- PROVIDED DATA:
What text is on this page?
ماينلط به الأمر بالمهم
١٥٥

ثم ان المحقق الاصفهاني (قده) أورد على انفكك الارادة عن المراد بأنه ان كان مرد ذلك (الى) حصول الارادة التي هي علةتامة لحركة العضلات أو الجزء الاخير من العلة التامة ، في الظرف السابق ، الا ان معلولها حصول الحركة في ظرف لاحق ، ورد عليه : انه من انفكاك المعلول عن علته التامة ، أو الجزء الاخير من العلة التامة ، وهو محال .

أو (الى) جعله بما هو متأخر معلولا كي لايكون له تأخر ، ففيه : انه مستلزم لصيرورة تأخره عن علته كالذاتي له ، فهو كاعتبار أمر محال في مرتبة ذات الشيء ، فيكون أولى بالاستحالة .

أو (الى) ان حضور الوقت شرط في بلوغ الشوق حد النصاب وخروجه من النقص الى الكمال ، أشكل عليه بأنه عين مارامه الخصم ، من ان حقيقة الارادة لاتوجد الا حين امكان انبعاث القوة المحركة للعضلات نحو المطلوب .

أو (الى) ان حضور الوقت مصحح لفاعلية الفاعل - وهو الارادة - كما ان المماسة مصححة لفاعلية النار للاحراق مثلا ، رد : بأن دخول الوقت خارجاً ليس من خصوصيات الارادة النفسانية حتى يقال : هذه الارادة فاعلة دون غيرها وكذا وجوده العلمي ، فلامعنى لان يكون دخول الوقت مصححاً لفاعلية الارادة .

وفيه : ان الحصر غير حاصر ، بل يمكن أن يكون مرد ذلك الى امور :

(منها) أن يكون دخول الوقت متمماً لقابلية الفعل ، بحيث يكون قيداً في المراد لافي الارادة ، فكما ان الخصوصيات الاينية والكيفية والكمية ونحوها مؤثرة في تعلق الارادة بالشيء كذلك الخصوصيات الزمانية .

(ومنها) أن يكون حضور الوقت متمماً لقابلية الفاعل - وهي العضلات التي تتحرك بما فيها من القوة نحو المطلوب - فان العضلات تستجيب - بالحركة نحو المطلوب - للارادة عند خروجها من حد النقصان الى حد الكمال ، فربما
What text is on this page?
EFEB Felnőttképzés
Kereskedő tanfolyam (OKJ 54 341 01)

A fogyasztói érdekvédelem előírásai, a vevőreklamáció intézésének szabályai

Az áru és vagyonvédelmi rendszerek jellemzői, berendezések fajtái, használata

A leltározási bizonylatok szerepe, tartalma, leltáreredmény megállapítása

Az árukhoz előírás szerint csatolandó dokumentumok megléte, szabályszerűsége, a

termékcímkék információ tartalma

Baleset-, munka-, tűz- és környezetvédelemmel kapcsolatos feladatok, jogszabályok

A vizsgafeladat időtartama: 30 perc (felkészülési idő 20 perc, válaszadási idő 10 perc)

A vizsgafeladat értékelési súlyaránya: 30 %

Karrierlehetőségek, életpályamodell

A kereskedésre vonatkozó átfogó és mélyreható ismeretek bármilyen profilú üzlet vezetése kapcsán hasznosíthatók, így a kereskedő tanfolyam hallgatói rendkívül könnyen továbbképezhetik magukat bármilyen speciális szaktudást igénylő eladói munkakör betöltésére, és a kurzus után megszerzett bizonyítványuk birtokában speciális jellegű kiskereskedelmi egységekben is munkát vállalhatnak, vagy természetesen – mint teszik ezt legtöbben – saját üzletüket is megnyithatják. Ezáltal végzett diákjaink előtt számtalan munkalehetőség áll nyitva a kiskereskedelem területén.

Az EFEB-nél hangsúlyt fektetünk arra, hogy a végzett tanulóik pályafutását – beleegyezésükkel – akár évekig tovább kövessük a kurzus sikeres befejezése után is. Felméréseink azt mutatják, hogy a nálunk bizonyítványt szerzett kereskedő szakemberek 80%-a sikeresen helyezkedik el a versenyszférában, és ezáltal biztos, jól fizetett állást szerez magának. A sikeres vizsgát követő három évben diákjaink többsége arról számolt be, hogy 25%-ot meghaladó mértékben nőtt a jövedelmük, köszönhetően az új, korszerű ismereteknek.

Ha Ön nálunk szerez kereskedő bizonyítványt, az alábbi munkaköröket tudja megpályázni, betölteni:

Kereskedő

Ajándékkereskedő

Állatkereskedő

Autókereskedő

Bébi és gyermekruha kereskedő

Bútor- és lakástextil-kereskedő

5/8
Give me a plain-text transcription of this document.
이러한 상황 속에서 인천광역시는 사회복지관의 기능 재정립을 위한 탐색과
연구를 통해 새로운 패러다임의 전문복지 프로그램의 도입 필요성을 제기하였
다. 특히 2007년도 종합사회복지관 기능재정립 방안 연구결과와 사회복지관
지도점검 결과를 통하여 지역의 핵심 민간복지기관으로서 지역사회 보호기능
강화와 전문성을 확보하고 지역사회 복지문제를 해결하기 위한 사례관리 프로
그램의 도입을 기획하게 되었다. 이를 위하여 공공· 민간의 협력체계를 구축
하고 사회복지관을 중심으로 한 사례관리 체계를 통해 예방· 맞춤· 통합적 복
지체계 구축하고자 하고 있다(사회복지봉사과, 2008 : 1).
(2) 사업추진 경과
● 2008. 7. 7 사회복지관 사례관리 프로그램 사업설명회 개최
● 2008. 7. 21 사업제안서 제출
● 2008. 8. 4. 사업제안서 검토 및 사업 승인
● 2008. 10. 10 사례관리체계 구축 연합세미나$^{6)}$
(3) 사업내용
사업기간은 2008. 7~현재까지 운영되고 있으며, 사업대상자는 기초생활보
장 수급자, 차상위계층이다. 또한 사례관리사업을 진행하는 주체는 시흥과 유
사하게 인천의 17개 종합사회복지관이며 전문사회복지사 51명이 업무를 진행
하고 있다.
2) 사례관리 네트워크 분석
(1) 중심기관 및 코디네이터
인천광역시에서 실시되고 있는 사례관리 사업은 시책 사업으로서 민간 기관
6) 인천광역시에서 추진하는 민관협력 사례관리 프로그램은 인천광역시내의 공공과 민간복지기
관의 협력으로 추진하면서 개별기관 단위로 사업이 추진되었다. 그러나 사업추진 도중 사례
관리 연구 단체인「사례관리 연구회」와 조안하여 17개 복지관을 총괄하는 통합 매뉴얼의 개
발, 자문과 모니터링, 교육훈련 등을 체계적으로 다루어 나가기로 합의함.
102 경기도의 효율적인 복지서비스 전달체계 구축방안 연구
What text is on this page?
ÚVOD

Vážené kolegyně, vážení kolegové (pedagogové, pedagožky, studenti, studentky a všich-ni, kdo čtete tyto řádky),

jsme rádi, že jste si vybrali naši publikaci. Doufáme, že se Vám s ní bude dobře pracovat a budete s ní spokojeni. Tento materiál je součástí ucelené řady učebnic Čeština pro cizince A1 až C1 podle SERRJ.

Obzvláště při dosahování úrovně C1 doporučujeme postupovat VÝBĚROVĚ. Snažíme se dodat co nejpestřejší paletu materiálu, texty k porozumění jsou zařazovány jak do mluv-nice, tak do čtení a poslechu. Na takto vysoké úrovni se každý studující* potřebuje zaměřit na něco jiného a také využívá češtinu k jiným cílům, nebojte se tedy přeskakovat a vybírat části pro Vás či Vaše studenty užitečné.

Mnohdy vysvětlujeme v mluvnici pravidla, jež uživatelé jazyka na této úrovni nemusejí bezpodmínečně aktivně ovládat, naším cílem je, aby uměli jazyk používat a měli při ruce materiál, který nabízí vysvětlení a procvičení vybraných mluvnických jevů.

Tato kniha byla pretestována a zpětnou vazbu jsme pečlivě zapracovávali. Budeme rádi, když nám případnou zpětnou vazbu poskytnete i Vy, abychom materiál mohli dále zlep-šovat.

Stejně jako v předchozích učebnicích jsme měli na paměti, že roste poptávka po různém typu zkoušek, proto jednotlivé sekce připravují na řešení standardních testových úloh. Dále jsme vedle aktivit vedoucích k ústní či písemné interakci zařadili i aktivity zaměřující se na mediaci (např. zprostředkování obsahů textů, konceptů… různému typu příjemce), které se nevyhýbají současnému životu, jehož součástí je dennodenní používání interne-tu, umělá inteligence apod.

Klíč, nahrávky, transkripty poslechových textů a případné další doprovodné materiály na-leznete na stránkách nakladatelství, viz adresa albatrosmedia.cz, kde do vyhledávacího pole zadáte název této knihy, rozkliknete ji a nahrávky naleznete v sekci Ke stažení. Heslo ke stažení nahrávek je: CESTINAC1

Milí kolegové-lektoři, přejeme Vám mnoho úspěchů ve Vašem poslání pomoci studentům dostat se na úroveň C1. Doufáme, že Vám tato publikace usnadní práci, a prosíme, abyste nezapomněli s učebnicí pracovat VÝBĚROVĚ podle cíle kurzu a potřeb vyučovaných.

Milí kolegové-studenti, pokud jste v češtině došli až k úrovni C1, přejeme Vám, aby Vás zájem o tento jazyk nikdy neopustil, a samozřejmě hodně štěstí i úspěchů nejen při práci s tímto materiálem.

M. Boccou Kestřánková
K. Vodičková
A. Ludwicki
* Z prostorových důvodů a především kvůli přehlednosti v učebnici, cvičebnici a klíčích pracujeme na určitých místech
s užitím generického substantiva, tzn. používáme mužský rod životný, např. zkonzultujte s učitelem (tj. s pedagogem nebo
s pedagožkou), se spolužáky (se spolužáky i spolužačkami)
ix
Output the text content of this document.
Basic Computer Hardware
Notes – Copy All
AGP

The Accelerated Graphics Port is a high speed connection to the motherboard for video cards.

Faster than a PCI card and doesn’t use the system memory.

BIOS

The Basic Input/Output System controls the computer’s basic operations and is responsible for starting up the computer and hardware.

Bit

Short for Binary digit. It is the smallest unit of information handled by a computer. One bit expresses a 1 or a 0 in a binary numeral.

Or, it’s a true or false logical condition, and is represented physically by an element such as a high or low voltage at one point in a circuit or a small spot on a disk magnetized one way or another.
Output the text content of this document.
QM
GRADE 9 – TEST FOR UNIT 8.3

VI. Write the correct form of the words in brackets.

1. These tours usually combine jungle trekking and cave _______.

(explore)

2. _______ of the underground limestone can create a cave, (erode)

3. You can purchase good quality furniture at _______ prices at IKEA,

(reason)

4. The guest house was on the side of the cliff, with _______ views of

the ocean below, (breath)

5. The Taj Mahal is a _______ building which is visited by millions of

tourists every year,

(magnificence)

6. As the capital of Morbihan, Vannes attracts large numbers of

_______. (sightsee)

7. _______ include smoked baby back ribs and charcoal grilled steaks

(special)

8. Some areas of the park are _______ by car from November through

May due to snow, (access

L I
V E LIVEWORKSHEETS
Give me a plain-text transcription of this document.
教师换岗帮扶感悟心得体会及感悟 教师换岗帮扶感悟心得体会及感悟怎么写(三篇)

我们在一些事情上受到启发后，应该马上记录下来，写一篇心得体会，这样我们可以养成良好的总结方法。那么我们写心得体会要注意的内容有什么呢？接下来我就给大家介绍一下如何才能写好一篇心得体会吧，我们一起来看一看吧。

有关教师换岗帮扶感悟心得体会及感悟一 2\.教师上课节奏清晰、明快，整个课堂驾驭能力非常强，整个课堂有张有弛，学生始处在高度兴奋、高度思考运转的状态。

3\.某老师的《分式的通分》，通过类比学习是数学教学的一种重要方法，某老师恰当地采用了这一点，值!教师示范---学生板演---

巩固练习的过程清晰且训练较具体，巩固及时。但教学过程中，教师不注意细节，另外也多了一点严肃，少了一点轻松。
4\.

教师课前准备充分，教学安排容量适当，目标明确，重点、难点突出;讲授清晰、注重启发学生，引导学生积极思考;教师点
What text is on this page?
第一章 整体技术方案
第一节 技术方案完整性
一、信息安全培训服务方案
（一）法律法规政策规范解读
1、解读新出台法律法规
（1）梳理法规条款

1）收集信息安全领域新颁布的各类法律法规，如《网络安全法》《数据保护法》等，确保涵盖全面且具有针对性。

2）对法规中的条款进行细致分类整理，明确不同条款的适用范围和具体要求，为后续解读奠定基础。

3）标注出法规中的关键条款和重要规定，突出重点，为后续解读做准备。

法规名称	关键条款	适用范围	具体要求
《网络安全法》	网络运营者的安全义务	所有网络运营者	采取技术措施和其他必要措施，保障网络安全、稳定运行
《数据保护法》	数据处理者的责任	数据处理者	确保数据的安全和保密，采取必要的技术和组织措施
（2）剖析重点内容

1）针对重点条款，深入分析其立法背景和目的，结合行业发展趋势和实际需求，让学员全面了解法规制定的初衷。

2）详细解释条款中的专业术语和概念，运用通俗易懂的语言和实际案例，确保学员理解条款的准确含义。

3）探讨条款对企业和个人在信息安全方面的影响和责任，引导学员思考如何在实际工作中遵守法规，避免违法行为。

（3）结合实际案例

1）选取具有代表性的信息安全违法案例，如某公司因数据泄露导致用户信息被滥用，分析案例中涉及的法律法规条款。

- WHAT NEEDS TO BE DONE:
Go through the records and show every line with the string "지역사회" in it.

- THE SOLUTION:
지도점검 결과를 통하여 지역의 핵심 민간복지기관으로서 지역사회 보호기능
강화와 전문성을 확보하고 지역사회 복지문제를 해결하기 위한 사례관리 프로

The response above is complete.